## GOAL
Give every entry again, word for word.

## Saved data entries

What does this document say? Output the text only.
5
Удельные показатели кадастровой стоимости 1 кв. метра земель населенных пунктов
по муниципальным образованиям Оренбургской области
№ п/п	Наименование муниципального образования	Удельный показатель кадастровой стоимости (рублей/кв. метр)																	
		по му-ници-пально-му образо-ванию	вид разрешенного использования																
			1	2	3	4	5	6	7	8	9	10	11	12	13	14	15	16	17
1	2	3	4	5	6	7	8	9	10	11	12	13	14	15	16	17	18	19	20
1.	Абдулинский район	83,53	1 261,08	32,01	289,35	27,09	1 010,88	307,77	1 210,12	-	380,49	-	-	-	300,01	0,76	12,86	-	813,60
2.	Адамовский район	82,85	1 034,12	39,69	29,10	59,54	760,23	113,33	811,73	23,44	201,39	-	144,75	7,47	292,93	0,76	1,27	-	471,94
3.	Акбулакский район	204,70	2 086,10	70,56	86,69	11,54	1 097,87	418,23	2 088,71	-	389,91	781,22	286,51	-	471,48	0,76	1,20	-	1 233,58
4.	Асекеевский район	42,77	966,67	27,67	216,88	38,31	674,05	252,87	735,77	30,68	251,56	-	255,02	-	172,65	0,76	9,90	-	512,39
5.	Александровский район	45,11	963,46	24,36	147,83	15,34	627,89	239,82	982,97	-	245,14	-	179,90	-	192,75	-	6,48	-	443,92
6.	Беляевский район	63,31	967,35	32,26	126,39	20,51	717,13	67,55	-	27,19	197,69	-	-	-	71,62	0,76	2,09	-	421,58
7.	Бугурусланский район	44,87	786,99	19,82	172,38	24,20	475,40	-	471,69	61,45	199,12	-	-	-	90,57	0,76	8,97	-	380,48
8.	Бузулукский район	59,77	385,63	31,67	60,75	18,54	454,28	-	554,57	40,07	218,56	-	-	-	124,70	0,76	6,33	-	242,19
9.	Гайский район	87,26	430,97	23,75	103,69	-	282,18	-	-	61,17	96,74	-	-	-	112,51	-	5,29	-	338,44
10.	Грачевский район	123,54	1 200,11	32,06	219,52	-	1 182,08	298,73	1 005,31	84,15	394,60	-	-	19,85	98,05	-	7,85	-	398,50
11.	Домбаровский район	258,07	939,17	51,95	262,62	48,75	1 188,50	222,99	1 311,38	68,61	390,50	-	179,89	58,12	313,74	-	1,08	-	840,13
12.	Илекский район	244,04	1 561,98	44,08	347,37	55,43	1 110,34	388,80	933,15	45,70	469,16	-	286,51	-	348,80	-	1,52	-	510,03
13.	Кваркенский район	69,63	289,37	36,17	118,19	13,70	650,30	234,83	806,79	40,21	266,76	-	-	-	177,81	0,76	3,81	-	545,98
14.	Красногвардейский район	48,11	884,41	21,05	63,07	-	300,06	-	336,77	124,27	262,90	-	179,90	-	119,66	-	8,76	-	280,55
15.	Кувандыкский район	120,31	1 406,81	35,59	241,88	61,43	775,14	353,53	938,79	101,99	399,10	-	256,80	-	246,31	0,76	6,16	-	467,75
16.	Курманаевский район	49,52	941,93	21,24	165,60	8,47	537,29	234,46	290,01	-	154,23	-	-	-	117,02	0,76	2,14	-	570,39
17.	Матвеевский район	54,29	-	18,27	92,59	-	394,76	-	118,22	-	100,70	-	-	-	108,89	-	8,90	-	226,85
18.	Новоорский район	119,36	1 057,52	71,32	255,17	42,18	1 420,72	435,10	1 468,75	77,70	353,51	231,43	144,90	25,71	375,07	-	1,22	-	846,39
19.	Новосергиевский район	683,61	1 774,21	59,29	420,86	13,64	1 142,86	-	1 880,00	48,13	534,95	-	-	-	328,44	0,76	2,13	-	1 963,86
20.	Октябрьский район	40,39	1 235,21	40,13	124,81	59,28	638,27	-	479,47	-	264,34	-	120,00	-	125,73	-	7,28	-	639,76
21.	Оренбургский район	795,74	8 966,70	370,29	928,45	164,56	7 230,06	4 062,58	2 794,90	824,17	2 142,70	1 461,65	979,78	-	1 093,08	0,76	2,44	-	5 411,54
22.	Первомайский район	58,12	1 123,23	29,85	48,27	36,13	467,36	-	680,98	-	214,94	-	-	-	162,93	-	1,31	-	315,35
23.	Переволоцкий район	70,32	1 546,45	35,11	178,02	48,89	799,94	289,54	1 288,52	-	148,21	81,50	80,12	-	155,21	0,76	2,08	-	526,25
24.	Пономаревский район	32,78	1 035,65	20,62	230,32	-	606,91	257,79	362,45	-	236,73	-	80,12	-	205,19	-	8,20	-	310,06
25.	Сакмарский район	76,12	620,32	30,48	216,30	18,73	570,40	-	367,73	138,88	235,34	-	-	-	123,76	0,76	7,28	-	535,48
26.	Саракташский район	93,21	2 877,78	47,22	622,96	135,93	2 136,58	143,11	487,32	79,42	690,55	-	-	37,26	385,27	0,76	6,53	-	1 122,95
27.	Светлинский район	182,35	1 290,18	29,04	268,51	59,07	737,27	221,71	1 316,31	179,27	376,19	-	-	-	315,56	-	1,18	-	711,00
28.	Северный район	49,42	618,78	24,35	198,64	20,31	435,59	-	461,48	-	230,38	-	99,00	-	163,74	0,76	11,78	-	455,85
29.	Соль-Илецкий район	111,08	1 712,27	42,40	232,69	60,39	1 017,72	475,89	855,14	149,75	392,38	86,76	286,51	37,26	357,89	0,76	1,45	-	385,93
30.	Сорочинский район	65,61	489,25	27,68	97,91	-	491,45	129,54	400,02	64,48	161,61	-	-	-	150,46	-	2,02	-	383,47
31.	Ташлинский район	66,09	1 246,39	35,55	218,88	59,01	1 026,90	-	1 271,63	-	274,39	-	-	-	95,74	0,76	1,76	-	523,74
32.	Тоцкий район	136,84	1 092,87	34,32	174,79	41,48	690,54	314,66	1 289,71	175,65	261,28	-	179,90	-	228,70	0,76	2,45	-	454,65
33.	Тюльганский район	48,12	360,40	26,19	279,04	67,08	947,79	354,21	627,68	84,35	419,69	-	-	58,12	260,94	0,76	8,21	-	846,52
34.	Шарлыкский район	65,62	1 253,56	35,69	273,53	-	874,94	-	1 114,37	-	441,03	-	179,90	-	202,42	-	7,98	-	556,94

## SOLUTION TO THIS EXERCISE
What does this document say? Output the text only.
5
Удельные показатели кадастровой стоимости 1 кв. метра земель населенных пунктов
по муниципальным образованиям Оренбургской области
№ п/п	Наименование муниципального образования	Удельный показатель кадастровой стоимости (рублей/кв. метр)																	
		по му-ници-пально-му образо-ванию	вид разрешенного использования																
			1	2	3	4	5	6	7	8	9	10	11	12	13	14	15	16	17
1	2	3	4	5	6	7	8	9	10	11	12	13	14	15	16	17	18	19	20
1.	Абдулинский район	83,53	1 261,08	32,01	289,35	27,09	1 010,88	307,77	1 210,12	-	380,49	-	-	-	300,01	0,76	12,86	-	813,60
2.	Адамовский район	82,85	1 034,12	39,69	29,10	59,54	760,23	113,33	811,73	23,44	201,39	-	144,75	7,47	292,93	0,76	1,27	-	471,94
3.	Акбулакский район	204,70	2 086,10	70,56	86,69	11,54	1 097,87	418,23	2 088,71	-	389,91	781,22	286,51	-	471,48	0,76	1,20	-	1 233,58
4.	Асекеевский район	42,77	966,67	27,67	216,88	38,31	674,05	252,87	735,77	30,68	251,56	-	255,02	-	172,65	0,76	9,90	-	512,39
5.	Александровский район	45,11	963,46	24,36	147,83	15,34	627,89	239,82	982,97	-	245,14	-	179,90	-	192,75	-	6,48	-	443,92
6.	Беляевский район	63,31	967,35	32,26	126,39	20,51	717,13	67,55	-	27,19	197,69	-	-	-	71,62	0,76	2,09	-	421,58
7.	Бугурусланский район	44,87	786,99	19,82	172,38	24,20	475,40	-	471,69	61,45	199,12	-	-	-	90,57	0,76	8,97	-	380,48
8.	Бузулукский район	59,77	385,63	31,67	60,75	18,54	454,28	-	554,57	40,07	218,56	-	-	-	124,70	0,76	6,33	-	242,19
9.	Гайский район	87,26	430,97	23,75	103,69	-	282,18	-	-	61,17	96,74	-	-	-	112,51	-	5,29	-	338,44
10.	Грачевский район	123,54	1 200,11	32,06	219,52	-	1 182,08	298,73	1 005,31	84,15	394,60	-	-	19,85	98,05	-	7,85	-	398,50
11.	Домбаровский район	258,07	939,17	51,95	262,62	48,75	1 188,50	222,99	1 311,38	68,61	390,50	-	179,89	58,12	313,74	-	1,08	-	840,13
12.	Илекский район	244,04	1 561,98	44,08	347,37	55,43	1 110,34	388,80	933,15	45,70	469,16	-	286,51	-	348,80	-	1,52	-	510,03
13.	Кваркенский район	69,63	289,37	36,17	118,19	13,70	650,30	234,83	806,79	40,21	266,76	-	-	-	177,81	0,76	3,81	-	545,98
14.	Красногвардейский район	48,11	884,41	21,05	63,07	-	300,06	-	336,77	124,27	262,90	-	179,90	-	119,66	-	8,76	-	280,55
15.	Кувандыкский район	120,31	1 406,81	35,59	241,88	61,43	775,14	353,53	938,79	101,99	399,10	-	256,80	-	246,31	0,76	6,16	-	467,75
16.	Курманаевский район	49,52	941,93	21,24	165,60	8,47	537,29	234,46	290,01	-	154,23	-	-	-	117,02	0,76	2,14	-	570,39
17.	Матвеевский район	54,29	-	18,27	92,59	-	394,76	-	118,22	-	100,70	-	-	-	108,89	-	8,90	-	226,85
18.	Новоорский район	119,36	1 057,52	71,32	255,17	42,18	1 420,72	435,10	1 468,75	77,70	353,51	231,43	144,90	25,71	375,07	-	1,22	-	846,39
19.	Новосергиевский район	683,61	1 774,21	59,29	420,86	13,64	1 142,86	-	1 880,00	48,13	534,95	-	-	-	328,44	0,76	2,13	-	1 963,86
20.	Октябрьский район	40,39	1 235,21	40,13	124,81	59,28	638,27	-	479,47	-	264,34	-	120,00	-	125,73	-	7,28	-	639,76
21.	Оренбургский район	795,74	8 966,70	370,29	928,45	164,56	7 230,06	4 062,58	2 794,90	824,17	2 142,70	1 461,65	979,78	-	1 093,08	0,76	2,44	-	5 411,54
22.	Первомайский район	58,12	1 123,23	29,85	48,27	36,13	467,36	-	680,98	-	214,94	-	-	-	162,93	-	1,31	-	315,35
23.	Переволоцкий район	70,32	1 546,45	35,11	178,02	48,89	799,94	289,54	1 288,52	-	148,21	81,50	80,12	-	155,21	0,76	2,08	-	526,25
24.	Пономаревский район	32,78	1 035,65	20,62	230,32	-	606,91	257,79	362,45	-	236,73	-	80,12	-	205,19	-	8,20	-	310,06
25.	Сакмарский район	76,12	620,32	30,48	216,30	18,73	570,40	-	367,73	138,88	235,34	-	-	-	123,76	0,76	7,28	-	535,48
26.	Саракташский район	93,21	2 877,78	47,22	622,96	135,93	2 136,58	143,11	487,32	79,42	690,55	-	-	37,26	385,27	0,76	6,53	-	1 122,95
27.	Светлинский район	182,35	1 290,18	29,04	268,51	59,07	737,27	221,71	1 316,31	179,27	376,19	-	-	-	315,56	-	1,18	-	711,00
28.	Северный район	49,42	618,78	24,35	198,64	20,31	435,59	-	461,48	-	230,38	-	99,00	-	163,74	0,76	11,78	-	455,85
29.	Соль-Илецкий район	111,08	1 712,27	42,40	232,69	60,39	1 017,72	475,89	855,14	149,75	392,38	86,76	286,51	37,26	357,89	0,76	1,45	-	385,93
30.	Сорочинский район	65,61	489,25	27,68	97,91	-	491,45	129,54	400,02	64,48	161,61	-	-	-	150,46	-	2,02	-	383,47
31.	Ташлинский район	66,09	1 246,39	35,55	218,88	59,01	1 026,90	-	1 271,63	-	274,39	-	-	-	95,74	0,76	1,76	-	523,74
32.	Тоцкий район	136,84	1 092,87	34,32	174,79	41,48	690,54	314,66	1 289,71	175,65	261,28	-	179,90	-	228,70	0,76	2,45	-	454,65
33.	Тюльганский район	48,12	360,40	26,19	279,04	67,08	947,79	354,21	627,68	84,35	419,69	-	-	58,12	260,94	0,76	8,21	-	846,52
34.	Шарлыкский район	65,62	1 253,56	35,69	273,53	-	874,94	-	1 114,37	-	441,03	-	179,90	-	202,42	-	7,98	-	556,94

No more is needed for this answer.